- **Required task**:
Copy out the listing in full, exactly as written, but not its pictures.

[Stored entries]
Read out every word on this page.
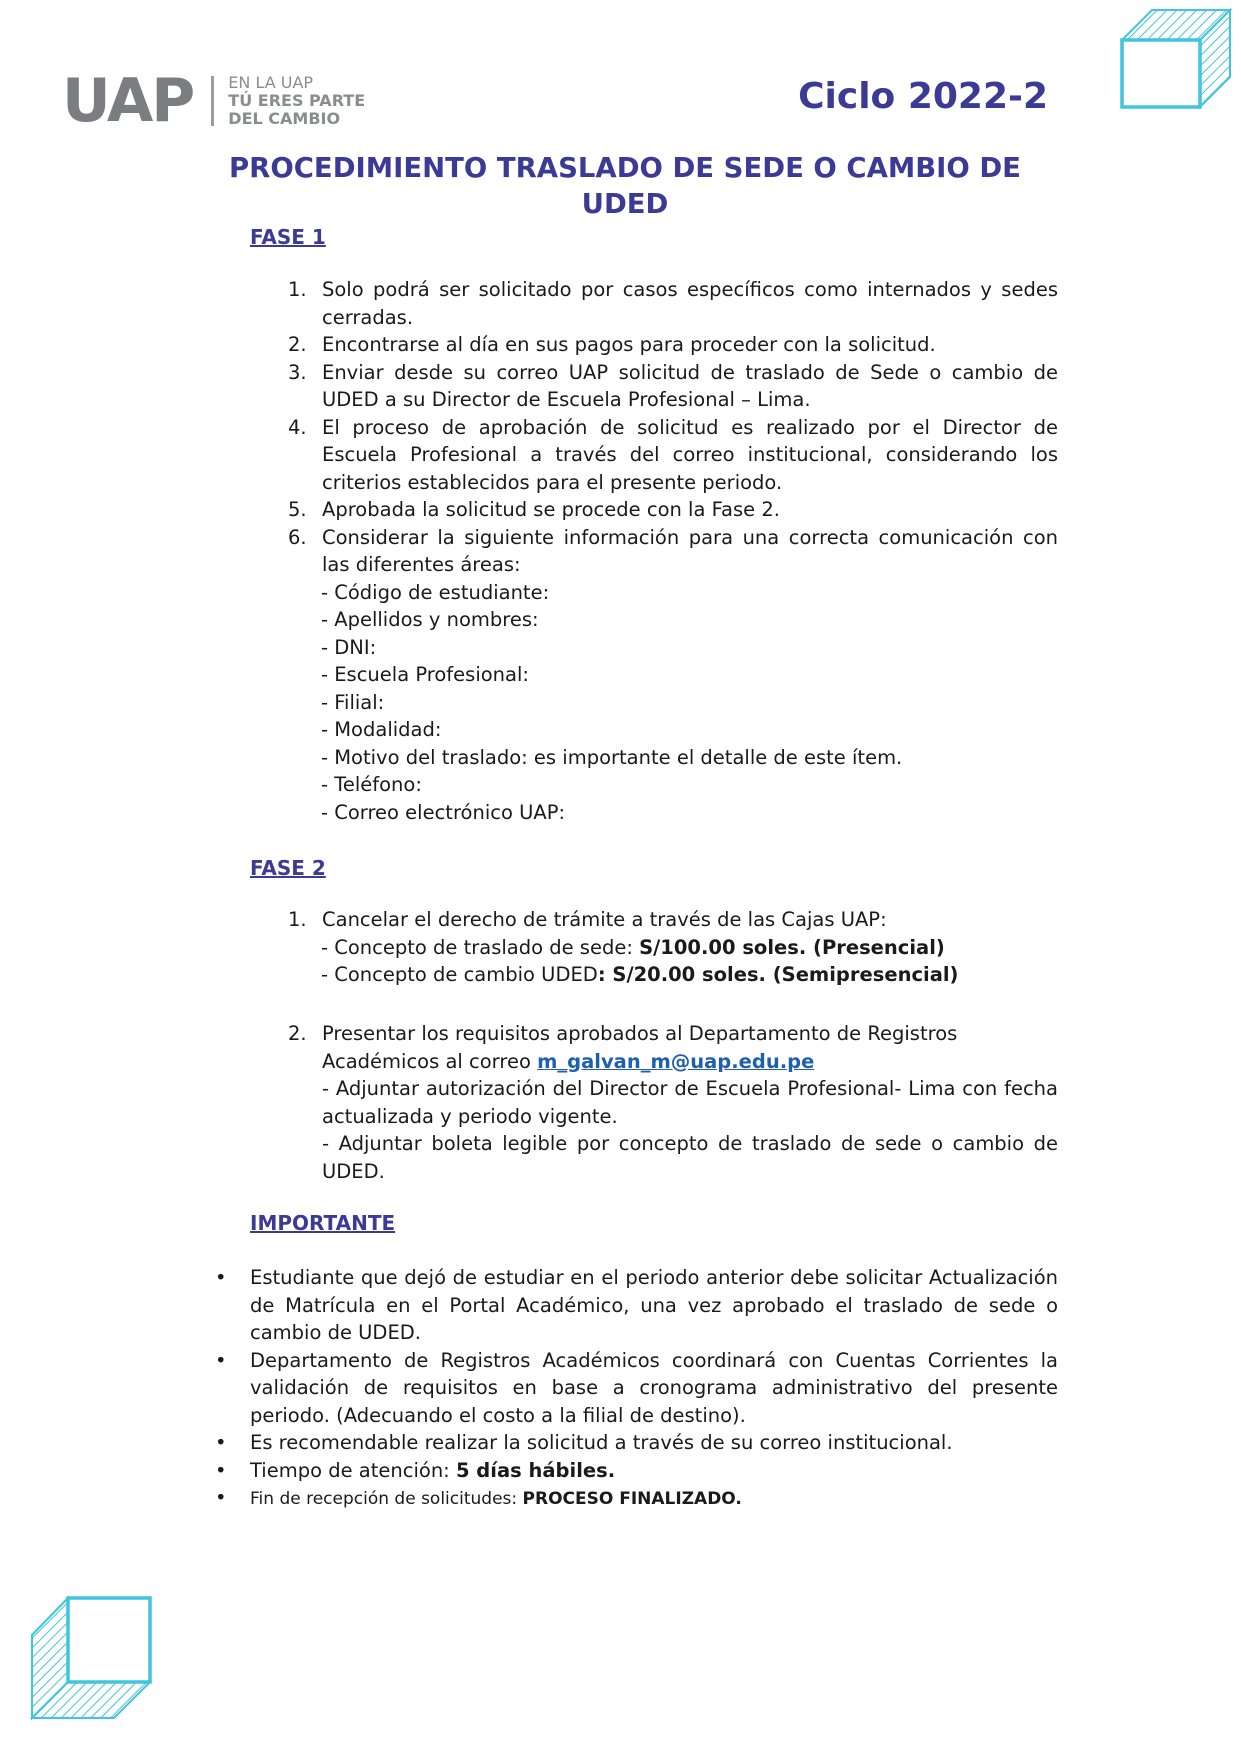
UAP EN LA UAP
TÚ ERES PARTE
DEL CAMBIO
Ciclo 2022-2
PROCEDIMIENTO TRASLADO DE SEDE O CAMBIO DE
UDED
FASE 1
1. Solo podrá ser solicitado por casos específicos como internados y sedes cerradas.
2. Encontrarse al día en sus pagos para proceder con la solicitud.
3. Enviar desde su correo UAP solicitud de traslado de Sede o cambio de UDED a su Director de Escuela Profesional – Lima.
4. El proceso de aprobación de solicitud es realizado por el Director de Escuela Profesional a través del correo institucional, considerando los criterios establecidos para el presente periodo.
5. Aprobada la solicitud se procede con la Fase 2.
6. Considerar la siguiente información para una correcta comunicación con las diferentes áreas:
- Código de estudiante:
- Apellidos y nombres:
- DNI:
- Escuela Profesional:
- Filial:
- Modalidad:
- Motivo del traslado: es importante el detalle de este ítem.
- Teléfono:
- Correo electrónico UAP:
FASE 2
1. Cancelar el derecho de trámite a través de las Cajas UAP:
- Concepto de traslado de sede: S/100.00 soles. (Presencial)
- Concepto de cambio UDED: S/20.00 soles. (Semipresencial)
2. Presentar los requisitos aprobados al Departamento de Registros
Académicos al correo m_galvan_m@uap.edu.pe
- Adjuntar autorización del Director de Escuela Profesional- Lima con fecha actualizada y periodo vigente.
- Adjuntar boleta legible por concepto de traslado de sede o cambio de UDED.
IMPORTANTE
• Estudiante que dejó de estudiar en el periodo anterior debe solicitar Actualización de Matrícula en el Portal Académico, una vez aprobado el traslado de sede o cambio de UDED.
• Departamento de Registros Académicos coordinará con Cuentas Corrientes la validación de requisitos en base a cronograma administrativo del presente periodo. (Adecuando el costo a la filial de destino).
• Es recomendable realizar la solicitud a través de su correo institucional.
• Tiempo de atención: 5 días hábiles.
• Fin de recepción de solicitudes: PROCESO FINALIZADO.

- **Output for this task**:
Read out every word on this page.
UAP EN LA UAP
TÚ ERES PARTE
DEL CAMBIO
Ciclo 2022-2
PROCEDIMIENTO TRASLADO DE SEDE O CAMBIO DE
UDED
FASE 1
1. Solo podrá ser solicitado por casos específicos como internados y sedes cerradas.
2. Encontrarse al día en sus pagos para proceder con la solicitud.
3. Enviar desde su correo UAP solicitud de traslado de Sede o cambio de UDED a su Director de Escuela Profesional – Lima.
4. El proceso de aprobación de solicitud es realizado por el Director de Escuela Profesional a través del correo institucional, considerando los criterios establecidos para el presente periodo.
5. Aprobada la solicitud se procede con la Fase 2.
6. Considerar la siguiente información para una correcta comunicación con las diferentes áreas:
- Código de estudiante:
- Apellidos y nombres:
- DNI:
- Escuela Profesional:
- Filial:
- Modalidad:
- Motivo del traslado: es importante el detalle de este ítem.
- Teléfono:
- Correo electrónico UAP:
FASE 2
1. Cancelar el derecho de trámite a través de las Cajas UAP:
- Concepto de traslado de sede: S/100.00 soles. (Presencial)
- Concepto de cambio UDED: S/20.00 soles. (Semipresencial)
2. Presentar los requisitos aprobados al Departamento de Registros
Académicos al correo m_galvan_m@uap.edu.pe
- Adjuntar autorización del Director de Escuela Profesional- Lima con fecha actualizada y periodo vigente.
- Adjuntar boleta legible por concepto de traslado de sede o cambio de UDED.
IMPORTANTE
• Estudiante que dejó de estudiar en el periodo anterior debe solicitar Actualización de Matrícula en el Portal Académico, una vez aprobado el traslado de sede o cambio de UDED.
• Departamento de Registros Académicos coordinará con Cuentas Corrientes la validación de requisitos en base a cronograma administrativo del presente periodo. (Adecuando el costo a la filial de destino).
• Es recomendable realizar la solicitud a través de su correo institucional.
• Tiempo de atención: 5 días hábiles.
• Fin de recepción de solicitudes: PROCESO FINALIZADO.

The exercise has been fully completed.